§ Data entries
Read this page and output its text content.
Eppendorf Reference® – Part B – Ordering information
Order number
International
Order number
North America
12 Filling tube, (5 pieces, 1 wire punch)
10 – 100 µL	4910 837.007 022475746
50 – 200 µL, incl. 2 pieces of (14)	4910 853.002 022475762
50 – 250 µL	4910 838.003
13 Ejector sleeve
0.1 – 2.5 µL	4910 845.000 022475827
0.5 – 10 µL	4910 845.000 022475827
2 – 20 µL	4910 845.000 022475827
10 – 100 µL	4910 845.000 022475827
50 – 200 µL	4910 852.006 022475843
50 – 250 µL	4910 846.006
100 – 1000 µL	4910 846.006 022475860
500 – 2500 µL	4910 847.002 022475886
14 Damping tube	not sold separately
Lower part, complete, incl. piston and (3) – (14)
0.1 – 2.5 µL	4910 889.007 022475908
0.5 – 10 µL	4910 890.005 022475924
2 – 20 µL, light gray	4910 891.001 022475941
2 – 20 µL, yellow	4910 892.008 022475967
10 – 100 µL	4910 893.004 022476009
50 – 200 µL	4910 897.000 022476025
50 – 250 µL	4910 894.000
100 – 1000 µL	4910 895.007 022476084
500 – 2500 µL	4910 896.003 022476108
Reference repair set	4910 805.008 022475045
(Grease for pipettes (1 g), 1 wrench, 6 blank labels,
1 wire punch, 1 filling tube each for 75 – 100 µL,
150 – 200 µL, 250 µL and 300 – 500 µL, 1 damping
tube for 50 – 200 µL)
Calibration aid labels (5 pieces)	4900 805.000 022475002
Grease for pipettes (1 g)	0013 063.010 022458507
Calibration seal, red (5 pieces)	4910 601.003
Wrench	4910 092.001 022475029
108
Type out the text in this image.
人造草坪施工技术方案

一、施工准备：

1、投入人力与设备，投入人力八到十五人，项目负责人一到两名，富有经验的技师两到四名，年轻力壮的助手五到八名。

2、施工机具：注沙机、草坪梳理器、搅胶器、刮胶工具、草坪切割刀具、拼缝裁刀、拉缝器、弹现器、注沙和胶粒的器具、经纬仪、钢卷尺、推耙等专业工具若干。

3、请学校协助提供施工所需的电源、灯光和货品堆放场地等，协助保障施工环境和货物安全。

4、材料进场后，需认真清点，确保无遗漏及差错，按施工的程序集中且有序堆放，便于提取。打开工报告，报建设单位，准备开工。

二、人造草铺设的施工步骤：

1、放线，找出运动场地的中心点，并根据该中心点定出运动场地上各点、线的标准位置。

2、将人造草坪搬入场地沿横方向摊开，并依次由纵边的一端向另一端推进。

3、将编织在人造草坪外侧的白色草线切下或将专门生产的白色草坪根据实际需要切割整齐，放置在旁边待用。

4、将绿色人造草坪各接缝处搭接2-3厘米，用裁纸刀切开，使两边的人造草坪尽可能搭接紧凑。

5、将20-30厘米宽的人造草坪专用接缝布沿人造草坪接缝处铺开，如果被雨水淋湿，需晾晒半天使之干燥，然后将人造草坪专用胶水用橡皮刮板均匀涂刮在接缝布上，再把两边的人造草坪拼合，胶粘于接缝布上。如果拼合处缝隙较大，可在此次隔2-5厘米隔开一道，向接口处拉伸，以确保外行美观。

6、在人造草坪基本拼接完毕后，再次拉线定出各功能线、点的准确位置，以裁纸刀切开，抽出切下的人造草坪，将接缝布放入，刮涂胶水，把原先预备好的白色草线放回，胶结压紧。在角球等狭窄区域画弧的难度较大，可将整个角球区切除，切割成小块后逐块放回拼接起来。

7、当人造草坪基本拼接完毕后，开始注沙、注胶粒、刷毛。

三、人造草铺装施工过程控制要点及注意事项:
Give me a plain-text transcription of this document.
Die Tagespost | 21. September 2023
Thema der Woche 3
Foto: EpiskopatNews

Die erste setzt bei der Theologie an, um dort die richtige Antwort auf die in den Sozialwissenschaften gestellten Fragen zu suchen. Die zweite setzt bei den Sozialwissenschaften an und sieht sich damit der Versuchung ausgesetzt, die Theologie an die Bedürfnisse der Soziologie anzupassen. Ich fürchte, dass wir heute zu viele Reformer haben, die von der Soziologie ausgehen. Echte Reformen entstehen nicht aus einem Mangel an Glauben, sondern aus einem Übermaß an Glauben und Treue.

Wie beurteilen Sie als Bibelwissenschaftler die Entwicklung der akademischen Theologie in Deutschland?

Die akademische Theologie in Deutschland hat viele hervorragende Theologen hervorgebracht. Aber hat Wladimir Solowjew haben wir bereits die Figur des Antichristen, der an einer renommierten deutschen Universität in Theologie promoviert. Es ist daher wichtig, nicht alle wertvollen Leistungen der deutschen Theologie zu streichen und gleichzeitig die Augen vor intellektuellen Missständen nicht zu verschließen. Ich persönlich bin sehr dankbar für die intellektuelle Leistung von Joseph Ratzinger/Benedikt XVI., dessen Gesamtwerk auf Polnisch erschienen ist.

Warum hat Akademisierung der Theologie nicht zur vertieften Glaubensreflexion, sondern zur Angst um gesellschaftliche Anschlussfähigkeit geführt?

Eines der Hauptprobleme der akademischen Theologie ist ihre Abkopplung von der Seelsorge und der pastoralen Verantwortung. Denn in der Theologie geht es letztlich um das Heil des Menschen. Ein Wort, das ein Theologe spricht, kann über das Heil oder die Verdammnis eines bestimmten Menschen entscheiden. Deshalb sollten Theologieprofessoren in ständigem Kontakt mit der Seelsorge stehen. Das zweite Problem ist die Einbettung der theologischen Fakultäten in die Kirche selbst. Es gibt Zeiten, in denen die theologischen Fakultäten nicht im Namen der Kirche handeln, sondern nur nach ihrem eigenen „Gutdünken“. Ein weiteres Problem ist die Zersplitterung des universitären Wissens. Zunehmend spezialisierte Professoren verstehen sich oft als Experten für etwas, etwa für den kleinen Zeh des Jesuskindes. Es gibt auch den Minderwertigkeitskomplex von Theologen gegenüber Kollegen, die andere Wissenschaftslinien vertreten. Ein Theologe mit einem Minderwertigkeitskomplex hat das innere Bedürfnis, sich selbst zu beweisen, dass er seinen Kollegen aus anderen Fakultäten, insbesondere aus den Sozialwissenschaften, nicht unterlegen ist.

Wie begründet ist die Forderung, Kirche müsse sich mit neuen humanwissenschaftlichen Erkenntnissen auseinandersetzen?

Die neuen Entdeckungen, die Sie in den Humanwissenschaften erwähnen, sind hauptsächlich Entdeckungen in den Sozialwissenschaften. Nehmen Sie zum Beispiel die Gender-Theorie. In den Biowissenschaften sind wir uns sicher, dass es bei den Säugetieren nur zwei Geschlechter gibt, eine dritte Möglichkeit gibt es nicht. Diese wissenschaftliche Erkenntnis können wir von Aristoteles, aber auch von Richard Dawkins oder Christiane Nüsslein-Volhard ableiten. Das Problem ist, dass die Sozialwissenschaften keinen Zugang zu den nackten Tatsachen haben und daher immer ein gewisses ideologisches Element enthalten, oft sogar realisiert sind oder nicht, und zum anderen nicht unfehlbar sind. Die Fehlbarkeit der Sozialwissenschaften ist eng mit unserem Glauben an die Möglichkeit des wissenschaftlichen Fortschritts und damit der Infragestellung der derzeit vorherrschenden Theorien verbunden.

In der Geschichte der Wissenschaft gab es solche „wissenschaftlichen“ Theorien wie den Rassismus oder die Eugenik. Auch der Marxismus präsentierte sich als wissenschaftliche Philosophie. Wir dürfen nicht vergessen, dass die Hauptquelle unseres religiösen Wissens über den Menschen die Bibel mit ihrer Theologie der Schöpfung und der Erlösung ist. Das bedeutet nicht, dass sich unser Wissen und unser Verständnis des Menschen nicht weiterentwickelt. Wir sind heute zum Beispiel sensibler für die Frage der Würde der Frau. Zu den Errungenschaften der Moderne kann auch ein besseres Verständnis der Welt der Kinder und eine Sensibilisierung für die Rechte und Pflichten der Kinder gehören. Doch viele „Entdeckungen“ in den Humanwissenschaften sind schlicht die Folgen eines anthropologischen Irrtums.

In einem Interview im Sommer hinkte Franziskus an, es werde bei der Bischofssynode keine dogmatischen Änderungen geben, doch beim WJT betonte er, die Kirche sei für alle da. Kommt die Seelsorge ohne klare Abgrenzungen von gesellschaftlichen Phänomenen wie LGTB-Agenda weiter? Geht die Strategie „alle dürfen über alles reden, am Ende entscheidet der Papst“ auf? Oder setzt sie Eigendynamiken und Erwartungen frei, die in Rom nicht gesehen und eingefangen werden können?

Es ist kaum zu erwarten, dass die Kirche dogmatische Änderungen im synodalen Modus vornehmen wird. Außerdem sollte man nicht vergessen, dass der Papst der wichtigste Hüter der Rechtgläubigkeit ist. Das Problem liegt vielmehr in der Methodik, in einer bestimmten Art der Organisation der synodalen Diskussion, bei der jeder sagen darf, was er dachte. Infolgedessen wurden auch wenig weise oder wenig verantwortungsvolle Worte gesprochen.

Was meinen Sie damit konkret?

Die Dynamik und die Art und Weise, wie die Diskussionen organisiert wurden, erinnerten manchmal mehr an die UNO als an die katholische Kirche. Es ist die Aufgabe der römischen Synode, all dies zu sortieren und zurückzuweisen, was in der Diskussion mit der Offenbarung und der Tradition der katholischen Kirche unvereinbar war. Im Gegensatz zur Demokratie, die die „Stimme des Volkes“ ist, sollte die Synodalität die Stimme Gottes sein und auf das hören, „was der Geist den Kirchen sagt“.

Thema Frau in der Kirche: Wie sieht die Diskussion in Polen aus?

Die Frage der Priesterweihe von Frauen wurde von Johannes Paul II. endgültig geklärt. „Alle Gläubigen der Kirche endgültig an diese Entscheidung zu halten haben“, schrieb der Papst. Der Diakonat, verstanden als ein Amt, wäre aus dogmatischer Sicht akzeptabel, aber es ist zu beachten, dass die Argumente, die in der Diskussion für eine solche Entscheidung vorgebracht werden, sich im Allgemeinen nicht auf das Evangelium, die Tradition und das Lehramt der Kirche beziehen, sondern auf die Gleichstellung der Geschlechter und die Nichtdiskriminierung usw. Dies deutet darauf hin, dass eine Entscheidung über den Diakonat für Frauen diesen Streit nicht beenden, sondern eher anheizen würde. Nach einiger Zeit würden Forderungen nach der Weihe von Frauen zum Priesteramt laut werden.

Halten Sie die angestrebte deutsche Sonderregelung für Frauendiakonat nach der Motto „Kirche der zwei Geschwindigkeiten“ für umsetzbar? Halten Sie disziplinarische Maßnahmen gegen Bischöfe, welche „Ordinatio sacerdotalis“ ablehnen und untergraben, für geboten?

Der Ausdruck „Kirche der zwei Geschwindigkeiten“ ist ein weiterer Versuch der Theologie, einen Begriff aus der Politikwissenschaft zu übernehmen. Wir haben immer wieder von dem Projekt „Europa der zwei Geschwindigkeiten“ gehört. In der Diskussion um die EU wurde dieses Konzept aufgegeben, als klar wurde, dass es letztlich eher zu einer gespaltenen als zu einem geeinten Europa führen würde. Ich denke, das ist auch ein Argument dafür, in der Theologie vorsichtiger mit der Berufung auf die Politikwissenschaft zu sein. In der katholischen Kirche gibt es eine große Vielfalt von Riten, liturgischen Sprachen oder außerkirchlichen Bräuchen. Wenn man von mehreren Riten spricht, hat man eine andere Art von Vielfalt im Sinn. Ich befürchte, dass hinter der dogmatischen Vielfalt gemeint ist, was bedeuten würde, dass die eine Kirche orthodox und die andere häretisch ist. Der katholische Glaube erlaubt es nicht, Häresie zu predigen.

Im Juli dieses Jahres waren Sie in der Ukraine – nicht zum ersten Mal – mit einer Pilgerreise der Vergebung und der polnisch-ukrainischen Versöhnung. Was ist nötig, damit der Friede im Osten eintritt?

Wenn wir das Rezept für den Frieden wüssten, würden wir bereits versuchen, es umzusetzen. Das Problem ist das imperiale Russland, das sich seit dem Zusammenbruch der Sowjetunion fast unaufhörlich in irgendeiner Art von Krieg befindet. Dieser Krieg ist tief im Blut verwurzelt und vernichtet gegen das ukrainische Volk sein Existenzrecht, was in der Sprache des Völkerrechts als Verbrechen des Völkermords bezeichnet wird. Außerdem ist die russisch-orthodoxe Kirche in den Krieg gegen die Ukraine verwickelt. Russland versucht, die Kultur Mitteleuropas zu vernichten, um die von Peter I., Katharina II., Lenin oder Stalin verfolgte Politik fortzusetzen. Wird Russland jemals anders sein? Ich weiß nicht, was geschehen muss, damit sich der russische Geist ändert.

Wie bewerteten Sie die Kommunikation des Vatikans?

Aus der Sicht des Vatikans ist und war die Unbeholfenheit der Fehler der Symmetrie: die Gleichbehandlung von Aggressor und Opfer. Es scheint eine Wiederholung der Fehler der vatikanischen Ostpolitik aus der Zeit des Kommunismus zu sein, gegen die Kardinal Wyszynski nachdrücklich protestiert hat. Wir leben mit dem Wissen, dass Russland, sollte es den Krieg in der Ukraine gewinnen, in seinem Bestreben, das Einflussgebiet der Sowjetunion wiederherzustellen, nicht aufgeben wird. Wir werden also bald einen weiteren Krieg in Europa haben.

§ What is needed
Search the material above for "pieces". Pull out each line where it shows up.

§ Finished exercise
12 Filling tube, (5 pieces, 1 wire punch)
50 – 200 µL, incl. 2 pieces of (14)	4910 853.002 022475762
Calibration aid labels (5 pieces)	4900 805.000 022475002
Calibration seal, red (5 pieces)	4910 601.003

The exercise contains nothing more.